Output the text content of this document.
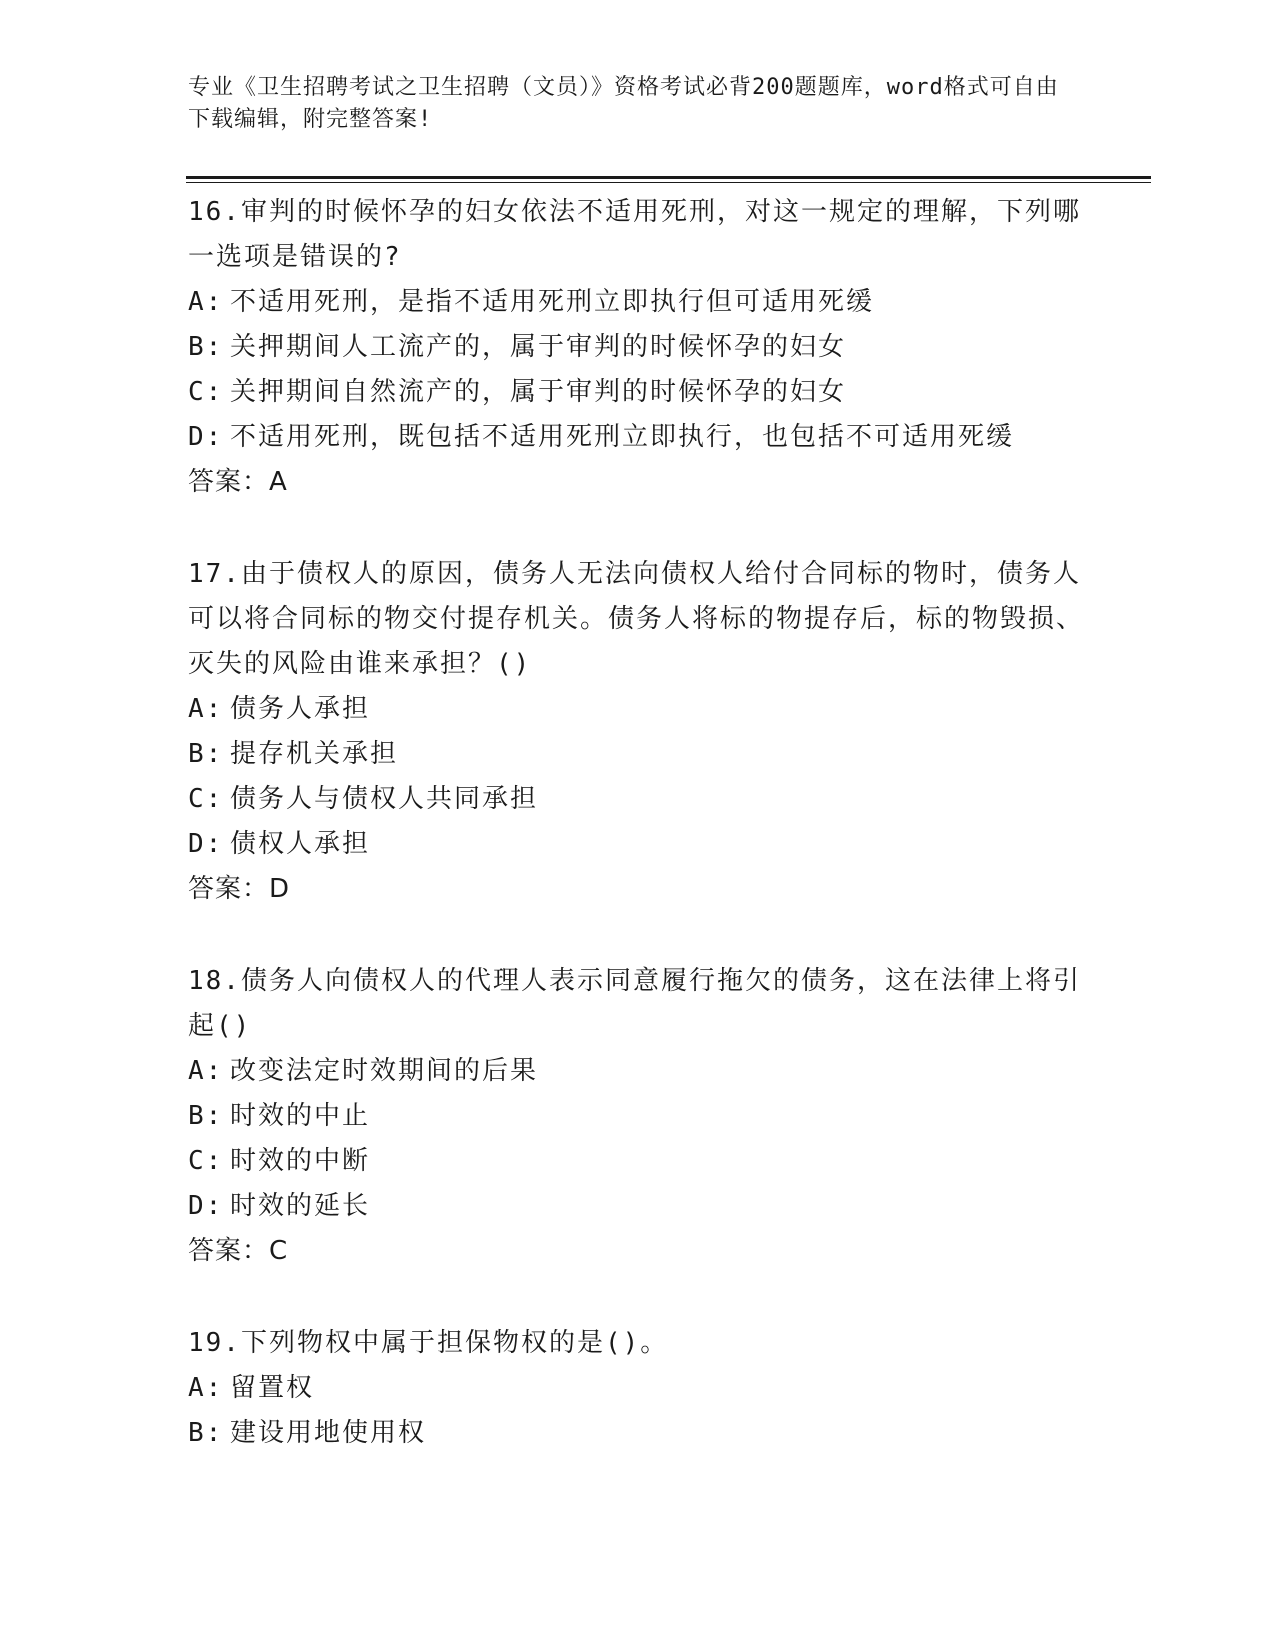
专业《卫生招聘考试之卫生招聘（文员）》资格考试必背200题题库，word格式可自由下载编辑，附完整答案!

16.审判的时候怀孕的妇女依法不适用死刑，对这一规定的理解，下列哪一选项是错误的?

A: 不适用死刑，是指不适用死刑立即执行但可适用死缓

B: 关押期间人工流产的，属于审判的时候怀孕的妇女

C: 关押期间自然流产的，属于审判的时候怀孕的妇女

D: 不适用死刑，既包括不适用死刑立即执行，也包括不可适用死缓

答案：A

17.由于债权人的原因，债务人无法向债权人给付合同标的物时，债务人可以将合同标的物交付提存机关。债务人将标的物提存后，标的物毁损、灭失的风险由谁来承担？()

A: 债务人承担

B: 提存机关承担

C: 债务人与债权人共同承担

D: 债权人承担

答案：D

18.债务人向债权人的代理人表示同意履行拖欠的债务，这在法律上将引起()

A: 改变法定时效期间的后果

B: 时效的中止

C: 时效的中断

D: 时效的延长

答案：C

19.下列物权中属于担保物权的是()。

A: 留置权

B: 建设用地使用权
******************************
- WHAT THE TASK ASKS: Replicate the material above verbatim; images stay out of the copy.

- FINAL ANSWER:
Output the text content of this document.
专业《卫生招聘考试之卫生招聘（文员）》资格考试必背200题题库，word格式可自由下载编辑，附完整答案!

16.审判的时候怀孕的妇女依法不适用死刑，对这一规定的理解，下列哪一选项是错误的?

A: 不适用死刑，是指不适用死刑立即执行但可适用死缓

B: 关押期间人工流产的，属于审判的时候怀孕的妇女

C: 关押期间自然流产的，属于审判的时候怀孕的妇女

D: 不适用死刑，既包括不适用死刑立即执行，也包括不可适用死缓

答案：A

17.由于债权人的原因，债务人无法向债权人给付合同标的物时，债务人可以将合同标的物交付提存机关。债务人将标的物提存后，标的物毁损、灭失的风险由谁来承担？()

A: 债务人承担

B: 提存机关承担

C: 债务人与债权人共同承担

D: 债权人承担

答案：D

18.债务人向债权人的代理人表示同意履行拖欠的债务，这在法律上将引起()

A: 改变法定时效期间的后果

B: 时效的中止

C: 时效的中断

D: 时效的延长

答案：C

19.下列物权中属于担保物权的是()。

A: 留置权

B: 建设用地使用权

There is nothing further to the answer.